* GOAL: Transcribe exactly the stretch of lines beginning at the one containing "What's the underlying" and closing with the last line of the entries below. Omit images.
— Begin DATA SUPPLIED —
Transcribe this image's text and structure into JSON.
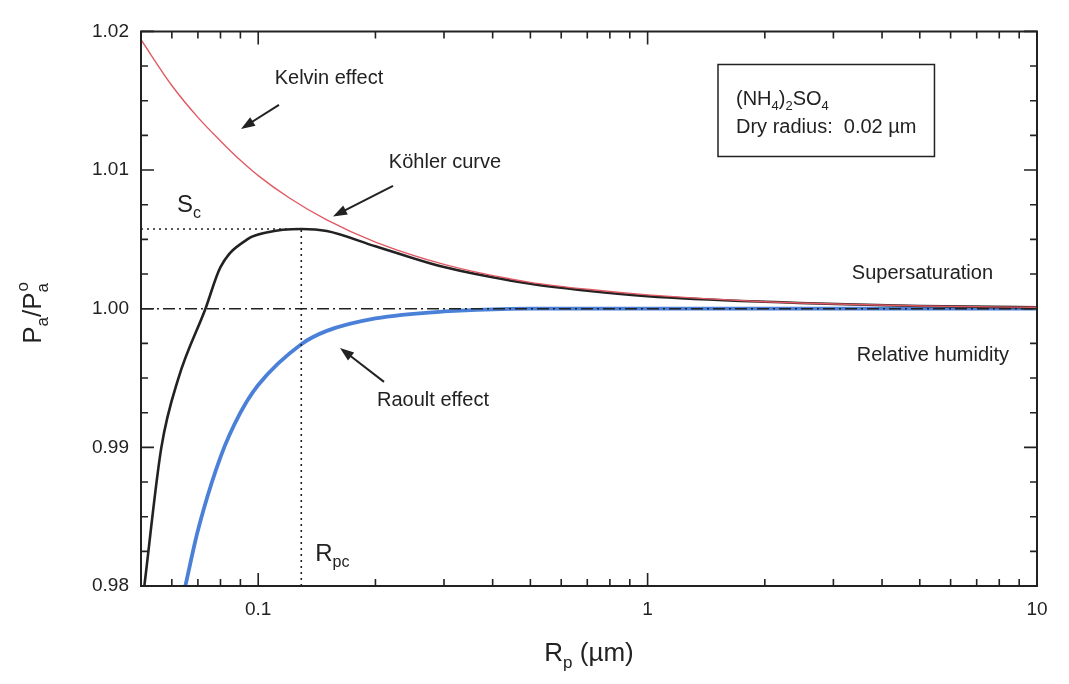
{
  "chart_data": {
    "type": "line",
    "xlabel": "R$_{p}$ (µm)",
    "ylabel": "P$_{a}$/P$_{a}$$^{o}$",
    "log": "x",
    "grid": false,
    "legend": false,
    "marker": "none",
    "line_style": "solid",
    "xlim": [
      0.05,
      10
    ],
    "xticks": [
      {
        "value": 0.05,
        "label": null
      },
      {
        "value": 0.06,
        "label": null
      },
      {
        "value": 0.07,
        "label": null
      },
      {
        "value": 0.08,
        "label": null
      },
      {
        "value": 0.09,
        "label": null
      },
      0.1,
      {
        "value": 0.2,
        "label": null
      },
      {
        "value": 0.3,
        "label": null
      },
      {
        "value": 0.4,
        "label": null
      },
      {
        "value": 0.5,
        "label": null
      },
      {
        "value": 0.6,
        "label": null
      },
      {
        "value": 0.7,
        "label": null
      },
      {
        "value": 0.8,
        "label": null
      },
      {
        "value": 0.9,
        "label": null
      },
      1,
      {
        "value": 2,
        "label": null
      },
      {
        "value": 3,
        "label": null
      },
      {
        "value": 4,
        "label": null
      },
      {
        "value": 5,
        "label": null
      },
      {
        "value": 6,
        "label": null
      },
      {
        "value": 7,
        "label": null
      },
      {
        "value": 8,
        "label": null
      },
      {
        "value": 9,
        "label": null
      },
      10
    ],
    "ylim": [
      0.98,
      1.02
    ],
    "yticks": [
      {
        "value": 0.98,
        "label": "0.98"
      },
      {
        "value": 0.9825,
        "label": null
      },
      {
        "value": 0.985,
        "label": null
      },
      {
        "value": 0.9875,
        "label": null
      },
      {
        "value": 0.99,
        "label": "0.99"
      },
      {
        "value": 0.9925,
        "label": null
      },
      {
        "value": 0.995,
        "label": null
      },
      {
        "value": 0.9975,
        "label": null
      },
      {
        "value": 1.0,
        "label": "1.00"
      },
      {
        "value": 1.0025,
        "label": null
      },
      {
        "value": 1.005,
        "label": null
      },
      {
        "value": 1.0075,
        "label": null
      },
      {
        "value": 1.01,
        "label": "1.01"
      },
      {
        "value": 1.0125,
        "label": null
      },
      {
        "value": 1.015,
        "label": null
      },
      {
        "value": 1.0175,
        "label": null
      },
      {
        "value": 1.02,
        "label": "1.02"
      }
    ],
    "series": [
      {
        "color": "#e05a64",
        "x": [
          0.05,
          0.06,
          0.07,
          0.08,
          0.09,
          0.1,
          0.12,
          0.15,
          0.2,
          0.3,
          0.5,
          0.7,
          1,
          2,
          5,
          10
        ],
        "values": [
          1.0194,
          1.0161,
          1.0138,
          1.0121,
          1.0107,
          1.0096,
          1.008,
          1.0064,
          1.0048,
          1.0032,
          1.0019,
          1.0014,
          1.001,
          1.0005,
          1.0002,
          1.0001
        ]
      },
      {
        "color": "#222222",
        "x": [
          0.051,
          0.0564,
          0.0624,
          0.0732,
          0.08,
          0.0937,
          0.105,
          0.129,
          0.15,
          0.2,
          0.3,
          0.5,
          0.7,
          1,
          2,
          5,
          10
        ],
        "values": [
          0.98,
          0.99,
          0.995,
          1.0,
          1.003,
          1.005,
          1.0055,
          1.00575,
          1.0056,
          1.0045,
          1.003,
          1.0018,
          1.0013,
          1.0009,
          1.0005,
          1.0002,
          1.0001
        ]
      },
      {
        "color": "#4a80d8",
        "x": [
          0.065,
          0.07,
          0.08,
          0.09,
          0.1,
          0.129,
          0.15,
          0.2,
          0.3,
          0.5,
          1,
          10
        ],
        "values": [
          0.98,
          0.984,
          0.9893,
          0.9925,
          0.9945,
          0.99744,
          0.9984,
          0.9993,
          0.9998,
          1.0,
          1.0,
          1.0
        ]
      }
    ],
    "ref_lines": [
      {
        "axis": "y",
        "value": 1.0,
        "label": null,
        "line_style": "dashed",
        "color": "#222222"
      },
      {
        "axis": "y",
        "value": 1.00575,
        "label": "S$_{c}$",
        "line_style": "dotted",
        "color": "#222222"
      },
      {
        "axis": "x",
        "value": 0.129,
        "label": "R$_{pc}$",
        "line_style": "dotted",
        "color": "#222222"
      }
    ],
    "annotations": [
      "Kelvin effect",
      "Köhler curve",
      "Raoult effect",
      "Supersaturation",
      "Relative humidity",
      "(NH$_{4}$)$_{2}$SO$_{4}$",
      "Dry radius:  0.02 µm"
    ]
  }
}
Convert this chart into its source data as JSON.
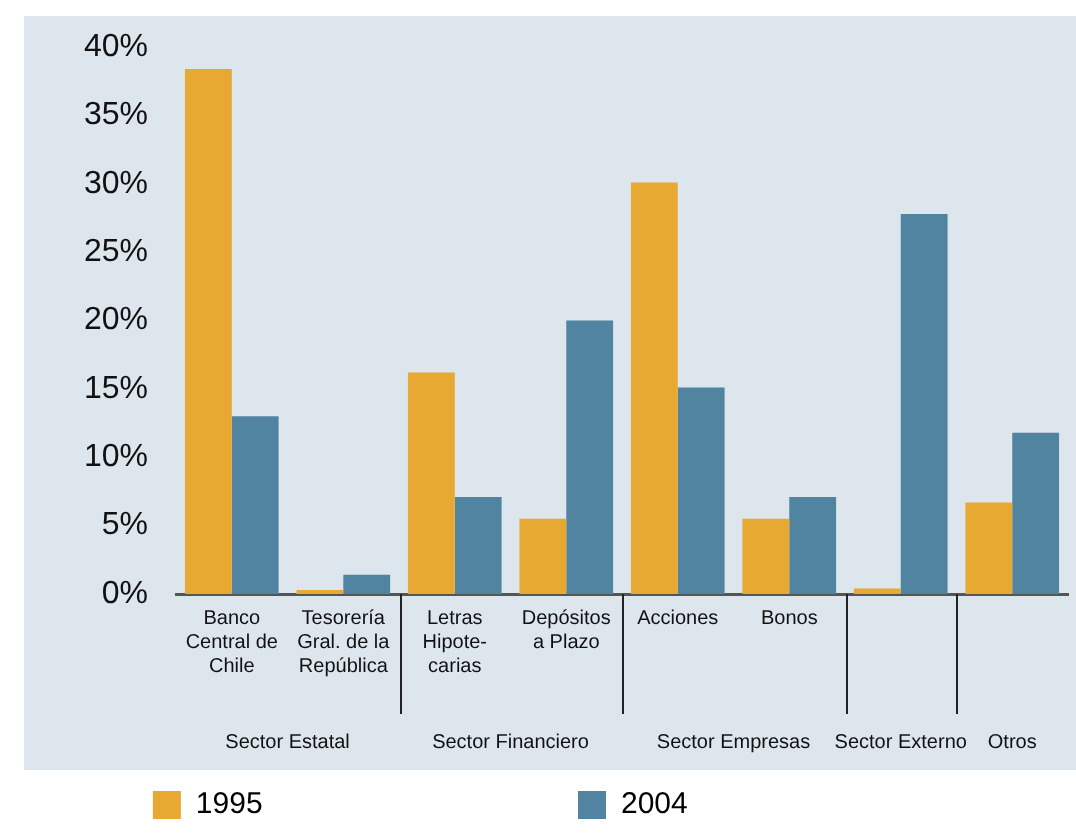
{
  "chart_data": {
    "type": "bar",
    "categories": [
      "Banco\nCentral de\nChile",
      "Tesorería\nGral. de la\nRepública",
      "Letras\nHipote-\ncarias",
      "Depósitos\na Plazo",
      "Acciones",
      "Bonos",
      null,
      null
    ],
    "series": [
      {
        "name": "1995",
        "color": "#e8a933",
        "values": [
          38.4,
          0.3,
          16.2,
          5.5,
          30.1,
          5.5,
          0.4,
          6.7
        ]
      },
      {
        "name": "2004",
        "color": "#5084a1",
        "values": [
          13.0,
          1.4,
          7.1,
          20.0,
          15.1,
          7.1,
          27.8,
          11.8
        ]
      }
    ],
    "ylim": [
      0,
      40
    ],
    "yticks": [
      {
        "value": 0,
        "label": "0%"
      },
      {
        "value": 5,
        "label": "5%"
      },
      {
        "value": 10,
        "label": "10%"
      },
      {
        "value": 15,
        "label": "15%"
      },
      {
        "value": 20,
        "label": "20%"
      },
      {
        "value": 25,
        "label": "25%"
      },
      {
        "value": 30,
        "label": "30%"
      },
      {
        "value": 35,
        "label": "35%"
      },
      {
        "value": 40,
        "label": "40%"
      }
    ],
    "annotations": [
      "Sector Estatal",
      "Sector Financiero",
      "Sector Empresas",
      "Sector Externo",
      "Otros"
    ],
    "grid": false,
    "legend": "bottom"
  }
}
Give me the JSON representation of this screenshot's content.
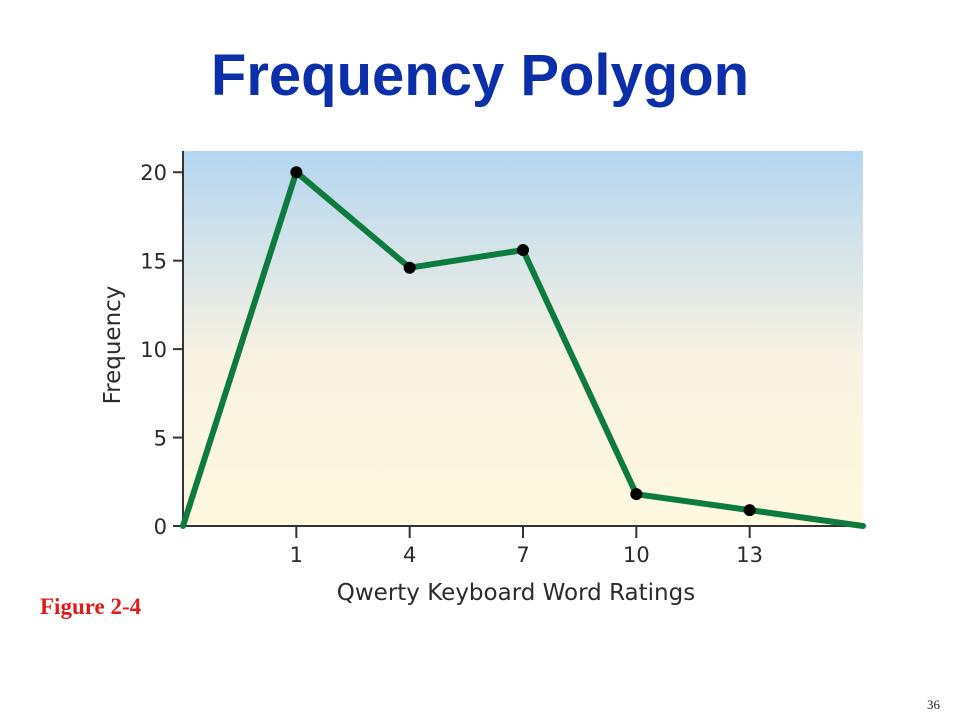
{
  "title": "Frequency Polygon",
  "caption": "Figure 2-4",
  "slide_number": "36",
  "colors": {
    "title": "#0b2fa8",
    "line": "#0d7a3e",
    "marker": "#000000",
    "caption": "#e01b1b",
    "background_top": "#b4d6f0",
    "background_bottom": "#fff9e0"
  },
  "chart_data": {
    "type": "line",
    "xlabel": "Qwerty Keyboard Word Ratings",
    "ylabel": "Frequency",
    "x": [
      -2,
      1,
      4,
      7,
      10,
      13,
      16
    ],
    "y": [
      0,
      20,
      14.6,
      15.6,
      1.8,
      0.9,
      0
    ],
    "markers": [
      false,
      true,
      true,
      true,
      true,
      true,
      false
    ],
    "xticks": [
      1,
      4,
      7,
      10,
      13
    ],
    "xtick_labels": [
      "1",
      "4",
      "7",
      "10",
      "13"
    ],
    "yticks": [
      0,
      5,
      10,
      15,
      20
    ],
    "ytick_labels": [
      "0",
      "5",
      "10",
      "15",
      "20"
    ],
    "xlim": [
      -2,
      16
    ],
    "ylim": [
      0,
      21.2
    ],
    "grid": false,
    "legend": "none"
  }
}
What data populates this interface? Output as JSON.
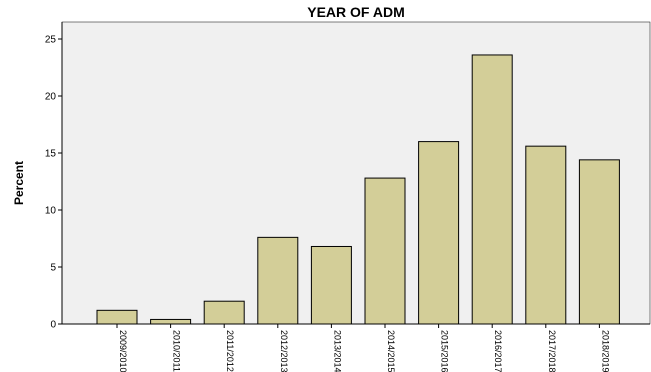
{
  "chart_data": {
    "type": "bar",
    "title": "YEAR OF ADM",
    "xlabel": "",
    "ylabel": "Percent",
    "categories": [
      "2009/2010",
      "2010/2011",
      "2011/2012",
      "2012/2013",
      "2013/2014",
      "2014/2015",
      "2015/2016",
      "2016/2017",
      "2017/2018",
      "2018/2019"
    ],
    "values": [
      1.2,
      0.4,
      2.0,
      7.6,
      6.8,
      12.8,
      16.0,
      23.6,
      15.6,
      14.4
    ],
    "ylim": [
      0,
      25
    ],
    "yticks": [
      "0",
      "5",
      "10",
      "15",
      "20",
      "25"
    ],
    "grid": false,
    "colors": {
      "bar": "#d3ce98",
      "plot_bg": "#f0f0f0"
    }
  }
}
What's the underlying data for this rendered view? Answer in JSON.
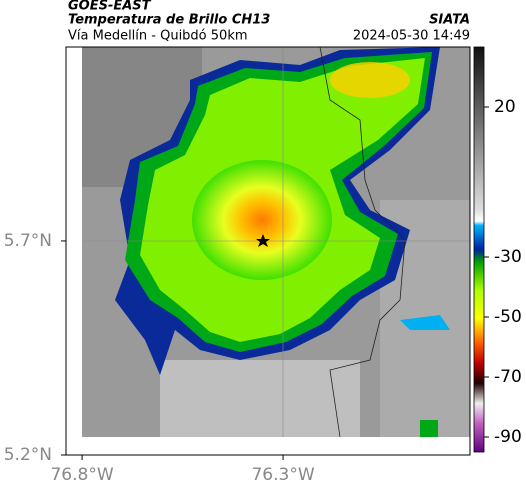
{
  "header": {
    "title": "GOES-EAST",
    "subtitle": "Temperatura de Brillo CH13",
    "source": "SIATA",
    "location": "Vía Medellín - Quibdó 50km",
    "timestamp": "2024-05-30 14:49"
  },
  "map": {
    "xlim": [
      -76.84,
      -75.835
    ],
    "ylim": [
      5.2,
      6.153
    ],
    "xticks": [
      {
        "value": -76.8,
        "label": "76.8°W"
      },
      {
        "value": -76.3,
        "label": "76.3°W"
      }
    ],
    "yticks": [
      {
        "value": 5.7,
        "label": "5.7°N"
      },
      {
        "value": 5.2,
        "label": "5.2°N"
      }
    ]
  },
  "colorbar": {
    "lim": [
      40,
      -95
    ],
    "ticks": [
      20,
      -30,
      -50,
      -70,
      -90
    ]
  }
}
— End DATA SUPPLIED —
* ANSWER:
What's the underlying data for this rendered view? Answer in JSON.
{
  "header": {
    "title": "GOES-EAST",
    "subtitle": "Temperatura de Brillo CH13",
    "source": "SIATA",
    "location": "Vía Medellín - Quibdó 50km",
    "timestamp": "2024-05-30 14:49"
  },
  "map": {
    "xlim": [
      -76.84,
      -75.835
    ],
    "ylim": [
      5.2,
      6.153
    ],
    "xticks": [
      {
        "value": -76.8,
        "label": "76.8°W"
      },
      {
        "value": -76.3,
        "label": "76.3°W"
      }
    ],
    "yticks": [
      {
        "value": 5.7,
        "label": "5.7°N"
      },
      {
        "value": 5.2,
        "label": "5.2°N"
      }
    ]
  },
  "colorbar": {
    "lim": [
      40,
      -95
    ],
    "ticks": [
      20,
      -30,
      -50,
      -70,
      -90
    ]
  }
}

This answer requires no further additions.